▶ _Required task 1_
Copy the article about the world's thinnest watch with a flying tourbillon word for word, in full.

Introducing The World's Thinnest Watch With A Flying Tourbillon

Introducing The World's Thinnest Watch With A Flying Tourbillon
By Annie Darling
April 17, 2019
Bulgari’s new ultra-slim models show it continues to master wafer-thin complications

It’s perhaps surprising that Bulgari, a brand with such affection for Roman opulence—think the saffron-coloured silk, oversized chandeliers and stacks of marble slabs at its glistening flagship store in Central—should create starkly architectural and futuristic watches. 

At Baselworld, always one of the world’s most highly anticipated watch and jewellery shows, fans of the Italian brand were pleased to see it continuing its quest for discreet modernism through extra-thin mechanical movements.  
 
Bulgari has been busy for years developing techniques for ultra-slim watchmaking and has given various models—most notably the Octo case—a whole new lease of life by shrinking their movements down to just a few millimetres thick.

Bulgari’s Octo Finissimo TB Carbon 103072 contains the world’s thinnest tourbillon calibre, the BVL 288 (Photo: Courtesy of Bulgari)
Bulgari’s Octo Finissimo TB Carbon 103072 contains the world’s thinnest tourbillon calibre, the BVL 288 (Photo: Courtesy of Bulgari)

The Finissima, an evolved version of the Finissimo Minute Repeater movement first presented for men at Baselworld 2016, is given a facelift this year with the Divas’ Dream Finissima Minute Repeater 103138. 

Limited to 10 pieces, the lady’s watch comes in a 37mm case of 18-karat white gold snow-set with round-cut diamonds. The world’s thinnest minute repeater, its blue aventurine dial conceals a BVL 362 calibre, which is designed to engage a new generation of collectors who value practicality over extravagance.

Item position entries
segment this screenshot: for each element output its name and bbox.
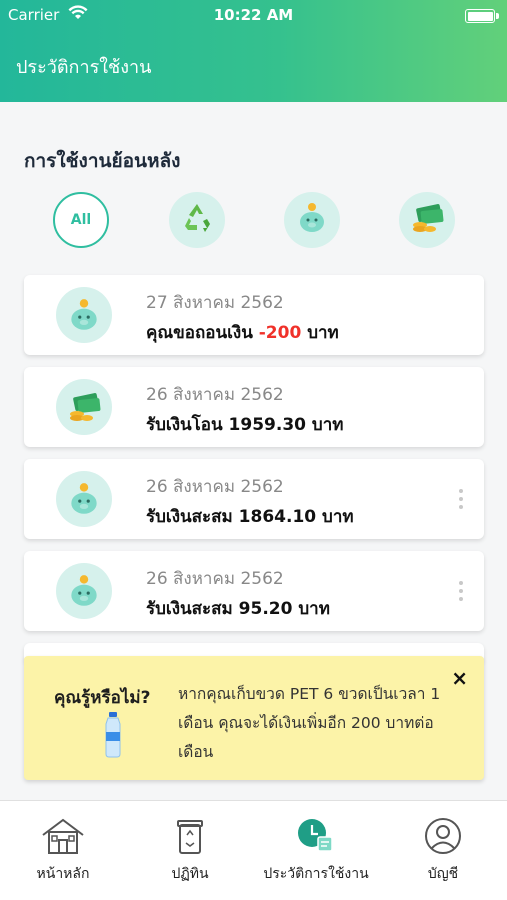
filter-all-label: All <box>70 212 92 228</box>
transaction-amount: 95.20 <box>238 599 293 619</box>
history-icon <box>253 817 379 857</box>
transaction-description: รับเงินโอน 1959.30 บาท <box>146 415 344 435</box>
transaction-date: 27 สิงหาคม 2562 <box>146 293 284 313</box>
header: Carrier 10:22 AM ประวัติการใช้งาน <box>0 0 507 102</box>
tip-title: คุณรู้หรือไม่? <box>54 688 151 708</box>
filter-bar: All <box>0 192 507 248</box>
piggy-bank-icon <box>71 299 97 330</box>
transaction-amount: 1864.10 <box>238 507 317 527</box>
home-icon <box>0 817 126 857</box>
transaction-card[interactable]: 26 สิงหาคม 2562 รับเงินสะสม 95.20 บาท <box>24 551 484 631</box>
tab-bar: หน้าหลัก ปฏิทิน ประวัติการใช้งาน บัญชี <box>0 800 507 900</box>
tab-home[interactable]: หน้าหลัก <box>0 801 126 900</box>
filter-money-button[interactable] <box>399 192 455 248</box>
filter-all-button[interactable]: All <box>53 192 109 248</box>
transaction-amount: 1959.30 <box>228 415 306 435</box>
page-title: ประวัติการใช้งาน <box>16 57 152 78</box>
tab-calendar[interactable]: ปฏิทิน <box>127 801 253 900</box>
account-icon <box>380 817 506 857</box>
transaction-date: 26 สิงหาคม 2562 <box>146 385 284 405</box>
tip-text: หากคุณเก็บขวด PET 6 ขวดเป็นเวลา 1 เดือน … <box>178 685 441 761</box>
transaction-description: รับเงินสะสม 1864.10 บาท <box>146 507 354 527</box>
section-title: การใช้งานย้อนหลัง <box>24 150 181 172</box>
tab-home-label: หน้าหลัก <box>36 866 90 882</box>
money-icon <box>407 200 447 240</box>
transaction-icon <box>56 563 112 619</box>
more-options-icon[interactable] <box>458 581 464 601</box>
money-icon <box>70 393 101 421</box>
transaction-description: คุณขอถอนเงิน -200 บาท <box>146 323 339 343</box>
close-icon[interactable]: × <box>451 666 468 690</box>
water-bottle-icon <box>102 712 124 762</box>
tab-history-label: ประวัติการใช้งาน <box>263 866 369 882</box>
piggy-bank-icon <box>294 200 330 240</box>
more-options-icon[interactable] <box>458 489 464 509</box>
piggy-bank-icon <box>71 575 97 606</box>
transaction-date: 26 สิงหาคม 2562 <box>146 569 284 589</box>
transaction-icon <box>56 379 112 435</box>
transaction-amount: -200 <box>258 323 302 343</box>
filter-piggy-button[interactable] <box>284 192 340 248</box>
tip-banner: คุณรู้หรือไม่? หากคุณเก็บขวด PET 6 ขวดเป… <box>24 656 484 780</box>
filter-recycle-button[interactable] <box>169 192 225 248</box>
transaction-card[interactable]: 27 สิงหาคม 2562 คุณขอถอนเงิน -200 บาท <box>24 275 484 355</box>
piggy-bank-icon <box>71 483 97 514</box>
tab-account-label: บัญชี <box>427 866 459 882</box>
battery-icon <box>465 9 499 23</box>
transaction-card[interactable]: 26 สิงหาคม 2562 รับเงินโอน 1959.30 บาท <box>24 367 484 447</box>
clock: 10:22 AM <box>213 6 294 24</box>
transaction-card[interactable]: 26 สิงหาคม 2562 รับเงินสะสม 1864.10 บาท <box>24 459 484 539</box>
recycle-icon <box>179 200 215 240</box>
transaction-description: รับเงินสะสม 95.20 บาท <box>146 599 330 619</box>
transaction-icon <box>56 471 112 527</box>
transaction-date: 26 สิงหาคม 2562 <box>146 477 284 497</box>
tab-calendar-label: ปฏิทิน <box>171 866 209 882</box>
tab-history[interactable]: ประวัติการใช้งาน <box>253 801 379 900</box>
recycle-bin-icon <box>127 817 253 857</box>
transaction-icon <box>56 287 112 343</box>
status-bar: Carrier 10:22 AM <box>0 0 507 32</box>
tab-account[interactable]: บัญชี <box>380 801 506 900</box>
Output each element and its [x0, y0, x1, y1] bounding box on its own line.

▶ _Required task 2_
Write out the entries from the line containing "filter-all-label: All <box>70" through the line containing "551 484 631</box>", unchanged.

▶ _Finished answer 1_
Introducing The World's Thinnest Watch With A Flying Tourbillon

Introducing The World's Thinnest Watch With A Flying Tourbillon
By Annie Darling
April 17, 2019
Bulgari’s new ultra-slim models show it continues to master wafer-thin complications

It’s perhaps surprising that Bulgari, a brand with such affection for Roman opulence—think the saffron-coloured silk, oversized chandeliers and stacks of marble slabs at its glistening flagship store in Central—should create starkly architectural and futuristic watches. 

At Baselworld, always one of the world’s most highly anticipated watch and jewellery shows, fans of the Italian brand were pleased to see it continuing its quest for discreet modernism through extra-thin mechanical movements.  
 
Bulgari has been busy for years developing techniques for ultra-slim watchmaking and has given various models—most notably the Octo case—a whole new lease of life by shrinking their movements down to just a few millimetres thick.

Bulgari’s Octo Finissimo TB Carbon 103072 contains the world’s thinnest tourbillon calibre, the BVL 288 (Photo: Courtesy of Bulgari)
Bulgari’s Octo Finissimo TB Carbon 103072 contains the world’s thinnest tourbillon calibre, the BVL 288 (Photo: Courtesy of Bulgari)

The Finissima, an evolved version of the Finissimo Minute Repeater movement first presented for men at Baselworld 2016, is given a facelift this year with the Divas’ Dream Finissima Minute Repeater 103138. 

Limited to 10 pieces, the lady’s watch comes in a 37mm case of 18-karat white gold snow-set with round-cut diamonds. The world’s thinnest minute repeater, its blue aventurine dial conceals a BVL 362 calibre, which is designed to engage a new generation of collectors who value practicality over extravagance.

▶ _Finished answer 2_
filter-all-label: All <box>70 212 92 228</box>
transaction-amount: 95.20 <box>238 599 293 619</box>
history-icon <box>253 817 379 857</box>
transaction-description: รับเงินโอน 1959.30 บาท <box>146 415 344 435</box>
transaction-date: 27 สิงหาคม 2562 <box>146 293 284 313</box>
header: Carrier 10:22 AM ประวัติการใช้งาน <box>0 0 507 102</box>
tip-title: คุณรู้หรือไม่? <box>54 688 151 708</box>
filter-bar: All <box>0 192 507 248</box>
piggy-bank-icon <box>71 299 97 330</box>
transaction-amount: 1864.10 <box>238 507 317 527</box>
home-icon <box>0 817 126 857</box>
transaction-card[interactable]: 26 สิงหาคม 2562 รับเงินสะสม 95.20 บาท <box>24 551 484 631</box>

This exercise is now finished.